WHAT YOU ARE ASKED TO DO :: Decide whether each of these statements agrees with the forum thread on vector-add run times, answering yes or no and quoting the deciding words of the thread. 1. On the GPU run, the queue submission, accessors and parallel execution took about 1.75 seconds. 2. The reply recommends making the array size smaller. 3. After the crash, the poster succeeded in increasing the stack size.

TEXT EXCERPT ::
○ ○ ○ ○ ○

When I build & run this for a SYCL host device, my results are:

 

######################################################################## # Date: Thu Mar 12 03:55:56 PDT 2020 # Job ID: 543019.v-qsvr-1.aidevcloud # User: u38134 # Resources: neednodes=1:gpu:ppn=2,nodes=1:gpu:ppn=2,walltime=06:00:00 ########################################################################   :: setvars has already been run. Skipping any further invocation. To force its re-execution, pass --force ./vector-add CPU Freq = 939189000.00 Scalar execution time = 0.000086 seconds Init device queue = 0.253235 seconds Buffer creation = 0.000001 seconds Queue submission + Accessors + parallel execution time = 0.000085 seconds Q wait_and_throw() execution time = 0.000002 seconds success   ######################################################################## # End of output for job 543019.v-qsvr-1.aidevcloud # Date: Thu Mar 12 03:55:57 PDT 2020 ########################################################################

Then I found out that the initialize_device_queue() function is the slowest one. And the Queue submission + Accessors + parallel execution time is almost the same with the Scalar execution time...

 

Then I build & run this for a GPU device, and my results are:

 

######################################################################## # Date: Thu Mar 12 04:00:45 PDT 2020 # Job ID: 543025.v-qsvr-1.aidevcloud # User: u38134 # Resources: neednodes=1:gpu:ppn=2,nodes=1:gpu:ppn=2,walltime=06:00:00 ########################################################################   :: setvars has already been run. Skipping any further invocation. To force its re-execution, pass --force ./vector-add CPU Freq = 1000062000.00 Scalar execution time = 0.000077 seconds Device: Intel(R) Gen9 HD Graphics NEO Init device queue = 0.422673 seconds Buffer creation = 0.000004 seconds Queue submission + Accessors + parallel execution time = 1.751712 seconds Q wait_and_throw() execution time = 0.001086 seconds success   ######################################################################## # End of output for job 543025.v-qsvr-1.aidevcloud # Date: Thu Mar 12 04:00:47 PDT 2020 ########################################################################

and the Queue submission + Accessors + parallel execution time is 1.75 seconds

 

What takes so long?

 

 

209 Views

Hi,

There is some overhead when using an accelerator, so you have make the array size much larger to see the advantage of parallel operation. 

In the file vector_add.cpp: Change the following, rebuild and rerun the example.

static const size_t ARRAY_SIZE = 10000;

to

static const size_t ARRAY_SIZE = 10000000;

and let us know the results

Regards

Anil

GNL
Beginner
209 Views

Hi,

 

When I try to increase the array size as suggested, I get a seg-fault on the cloud and a stack overflow exception, on my computer using intel oneapi base toolkit (Windows) (FPGA Emulator)

// Problem size for this example //constexpr size_t array_size = 10000; constexpr size_t array_size = 100000000;

I could not find a way to increase the stack size and then decided to use a vector instead of an array.

○ ○ ○ ○ ○

Labeled region entries:
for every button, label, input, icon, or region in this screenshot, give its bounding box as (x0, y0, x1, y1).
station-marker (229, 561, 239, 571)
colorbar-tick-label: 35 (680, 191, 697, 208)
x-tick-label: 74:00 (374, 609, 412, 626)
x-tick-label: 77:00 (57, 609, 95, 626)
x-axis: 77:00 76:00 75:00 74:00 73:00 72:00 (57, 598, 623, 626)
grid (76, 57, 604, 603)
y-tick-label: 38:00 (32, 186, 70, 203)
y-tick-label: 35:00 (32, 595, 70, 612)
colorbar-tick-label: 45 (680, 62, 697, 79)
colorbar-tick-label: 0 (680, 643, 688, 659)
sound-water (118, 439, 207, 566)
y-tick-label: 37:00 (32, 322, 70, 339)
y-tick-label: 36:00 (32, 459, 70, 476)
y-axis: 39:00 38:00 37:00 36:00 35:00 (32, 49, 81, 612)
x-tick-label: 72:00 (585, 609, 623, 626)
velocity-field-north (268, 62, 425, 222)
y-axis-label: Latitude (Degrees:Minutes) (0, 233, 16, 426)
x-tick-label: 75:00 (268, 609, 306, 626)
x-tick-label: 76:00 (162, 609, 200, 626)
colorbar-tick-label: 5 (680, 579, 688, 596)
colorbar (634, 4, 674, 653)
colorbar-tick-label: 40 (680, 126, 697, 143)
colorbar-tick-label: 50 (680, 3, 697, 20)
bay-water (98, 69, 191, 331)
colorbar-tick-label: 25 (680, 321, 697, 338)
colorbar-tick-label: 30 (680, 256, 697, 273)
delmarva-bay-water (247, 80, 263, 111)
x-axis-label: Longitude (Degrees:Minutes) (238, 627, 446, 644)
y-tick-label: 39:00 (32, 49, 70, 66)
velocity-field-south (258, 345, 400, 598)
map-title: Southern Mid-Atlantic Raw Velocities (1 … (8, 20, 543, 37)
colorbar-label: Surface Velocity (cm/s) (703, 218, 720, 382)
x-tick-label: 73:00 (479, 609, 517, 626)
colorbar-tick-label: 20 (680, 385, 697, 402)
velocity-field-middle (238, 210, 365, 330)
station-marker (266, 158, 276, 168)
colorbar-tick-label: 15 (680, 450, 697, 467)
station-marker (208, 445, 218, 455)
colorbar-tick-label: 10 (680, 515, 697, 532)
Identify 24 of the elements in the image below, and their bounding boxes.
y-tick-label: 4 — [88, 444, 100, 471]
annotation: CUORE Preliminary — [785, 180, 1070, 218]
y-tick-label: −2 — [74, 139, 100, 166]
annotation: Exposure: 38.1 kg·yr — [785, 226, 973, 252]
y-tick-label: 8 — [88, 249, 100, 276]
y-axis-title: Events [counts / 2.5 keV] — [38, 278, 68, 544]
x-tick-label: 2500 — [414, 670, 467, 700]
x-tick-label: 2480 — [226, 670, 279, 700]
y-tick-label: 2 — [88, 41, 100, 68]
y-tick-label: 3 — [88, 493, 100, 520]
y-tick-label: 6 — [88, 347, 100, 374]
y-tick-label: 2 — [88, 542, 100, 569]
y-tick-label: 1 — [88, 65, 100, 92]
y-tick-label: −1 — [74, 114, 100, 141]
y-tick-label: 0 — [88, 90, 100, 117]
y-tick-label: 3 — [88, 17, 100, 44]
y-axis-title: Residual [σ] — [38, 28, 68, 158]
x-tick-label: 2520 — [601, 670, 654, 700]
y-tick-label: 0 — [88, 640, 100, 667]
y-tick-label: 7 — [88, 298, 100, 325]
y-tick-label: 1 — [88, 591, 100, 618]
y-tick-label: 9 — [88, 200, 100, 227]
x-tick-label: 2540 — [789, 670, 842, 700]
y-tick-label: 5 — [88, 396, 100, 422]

○ ○ ○ ○ ○

ANSWER ::
1. Yes: "the Queue submission + Accessors + parallel execution time is 1.75 seconds"
2. No: "you have make the array size much larger to see the advantage of parallel operation"
3. No: "I could not find a way to increase the stack size and then decided to use a vector instead of an array."